• [Extracted material]
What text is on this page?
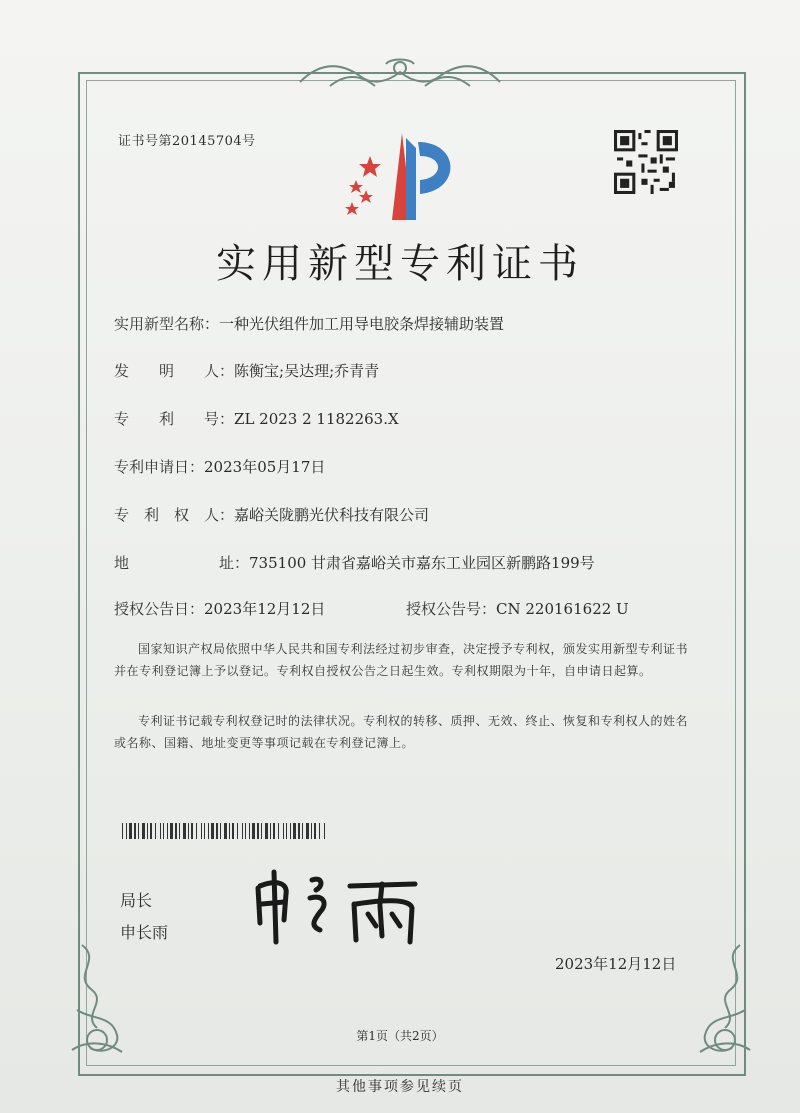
证书号第20145704号
实用新型专利证书
实用新型名称：一种光伏组件加工用导电胶条焊接辅助装置
发　　明　　人：陈衡宝;吴达理;乔青青
专　　利　　号：ZL 2023 2 1182263.X
专利申请日：2023年05月17日
专　利　权　人：嘉峪关陇鹏光伏科技有限公司
地　　　　　　址：735100 甘肃省嘉峪关市嘉东工业园区新鹏路199号
授权公告日：2023年12月12日	授权公告号：CN 220161622 U
国家知识产权局依照中华人民共和国专利法经过初步审查，决定授予专利权，颁发实用新型专利证书并在专利登记簿上予以登记。专利权自授权公告之日起生效。专利权期限为十年，自申请日起算。
专利证书记载专利权登记时的法律状况。专利权的转移、质押、无效、终止、恢复和专利权人的姓名或名称、国籍、地址变更等事项记载在专利登记簿上。
局长
申长雨
2023年12月12日
第1页（共2页）
其他事项参见续页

• [What to do]
Without the pictures, write out the whole listing above exactly as it appears.

• [Exercise output]
What text is on this page?
证书号第20145704号
实用新型专利证书
实用新型名称：一种光伏组件加工用导电胶条焊接辅助装置
发　　明　　人：陈衡宝;吴达理;乔青青
专　　利　　号：ZL 2023 2 1182263.X
专利申请日：2023年05月17日
专　利　权　人：嘉峪关陇鹏光伏科技有限公司
地　　　　　　址：735100 甘肃省嘉峪关市嘉东工业园区新鹏路199号
授权公告日：2023年12月12日	授权公告号：CN 220161622 U
国家知识产权局依照中华人民共和国专利法经过初步审查，决定授予专利权，颁发实用新型专利证书并在专利登记簿上予以登记。专利权自授权公告之日起生效。专利权期限为十年，自申请日起算。
专利证书记载专利权登记时的法律状况。专利权的转移、质押、无效、终止、恢复和专利权人的姓名或名称、国籍、地址变更等事项记载在专利登记簿上。
局长
申长雨
2023年12月12日
第1页（共2页）
其他事项参见续页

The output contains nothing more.